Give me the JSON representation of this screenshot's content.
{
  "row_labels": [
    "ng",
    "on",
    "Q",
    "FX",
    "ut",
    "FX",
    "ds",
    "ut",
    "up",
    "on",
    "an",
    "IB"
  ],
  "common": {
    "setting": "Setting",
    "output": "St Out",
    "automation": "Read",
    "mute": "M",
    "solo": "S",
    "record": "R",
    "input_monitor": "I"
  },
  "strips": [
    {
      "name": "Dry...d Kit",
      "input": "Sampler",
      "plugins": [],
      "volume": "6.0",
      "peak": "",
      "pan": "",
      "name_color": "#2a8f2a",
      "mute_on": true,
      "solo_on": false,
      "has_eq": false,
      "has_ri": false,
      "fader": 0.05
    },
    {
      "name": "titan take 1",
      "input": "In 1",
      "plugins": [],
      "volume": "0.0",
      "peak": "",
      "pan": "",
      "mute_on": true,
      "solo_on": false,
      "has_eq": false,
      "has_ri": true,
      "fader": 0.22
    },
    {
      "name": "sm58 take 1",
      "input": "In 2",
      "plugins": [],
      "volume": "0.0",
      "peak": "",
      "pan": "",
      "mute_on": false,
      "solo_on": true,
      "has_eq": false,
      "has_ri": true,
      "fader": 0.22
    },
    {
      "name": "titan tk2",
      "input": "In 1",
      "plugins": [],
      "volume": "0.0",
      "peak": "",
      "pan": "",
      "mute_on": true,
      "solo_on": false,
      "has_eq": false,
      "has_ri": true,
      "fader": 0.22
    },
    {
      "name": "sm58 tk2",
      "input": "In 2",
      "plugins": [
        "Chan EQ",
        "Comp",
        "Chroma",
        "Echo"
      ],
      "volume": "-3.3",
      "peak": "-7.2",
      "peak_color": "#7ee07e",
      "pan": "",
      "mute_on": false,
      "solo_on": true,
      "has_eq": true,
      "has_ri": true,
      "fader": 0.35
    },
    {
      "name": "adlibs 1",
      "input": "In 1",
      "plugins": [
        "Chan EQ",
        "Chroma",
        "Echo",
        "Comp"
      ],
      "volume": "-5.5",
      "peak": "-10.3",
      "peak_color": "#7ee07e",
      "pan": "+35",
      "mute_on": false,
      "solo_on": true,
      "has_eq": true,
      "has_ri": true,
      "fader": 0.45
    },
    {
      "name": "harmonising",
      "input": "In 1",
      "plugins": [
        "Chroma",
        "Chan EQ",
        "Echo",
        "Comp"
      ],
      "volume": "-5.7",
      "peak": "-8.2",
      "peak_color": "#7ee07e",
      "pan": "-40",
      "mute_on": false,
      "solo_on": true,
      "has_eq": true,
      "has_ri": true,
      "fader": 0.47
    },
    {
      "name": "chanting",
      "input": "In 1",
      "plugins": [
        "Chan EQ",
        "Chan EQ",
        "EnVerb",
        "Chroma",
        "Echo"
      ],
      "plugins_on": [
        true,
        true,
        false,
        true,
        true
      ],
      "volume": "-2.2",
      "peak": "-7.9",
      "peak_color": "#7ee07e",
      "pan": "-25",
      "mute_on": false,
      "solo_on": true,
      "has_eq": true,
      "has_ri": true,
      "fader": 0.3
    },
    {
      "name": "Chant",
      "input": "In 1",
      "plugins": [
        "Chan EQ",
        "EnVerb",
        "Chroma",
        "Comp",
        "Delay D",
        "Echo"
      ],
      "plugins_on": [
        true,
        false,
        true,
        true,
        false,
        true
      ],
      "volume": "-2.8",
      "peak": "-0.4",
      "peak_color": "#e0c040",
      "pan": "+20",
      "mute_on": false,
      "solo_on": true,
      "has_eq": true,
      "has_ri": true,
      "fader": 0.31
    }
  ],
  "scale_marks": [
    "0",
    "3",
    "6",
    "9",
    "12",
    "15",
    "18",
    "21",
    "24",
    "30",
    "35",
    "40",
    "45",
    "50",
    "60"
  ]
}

---

DIRECTIONS FOR THIS TASK » Read the entries above, then pull out the lines that include "fader".

EXERCISE OUTPUT »
      "fader": 0.05
      "fader": 0.22
      "fader": 0.22
      "fader": 0.22
      "fader": 0.35
      "fader": 0.45
      "fader": 0.47
      "fader": 0.3
      "fader": 0.31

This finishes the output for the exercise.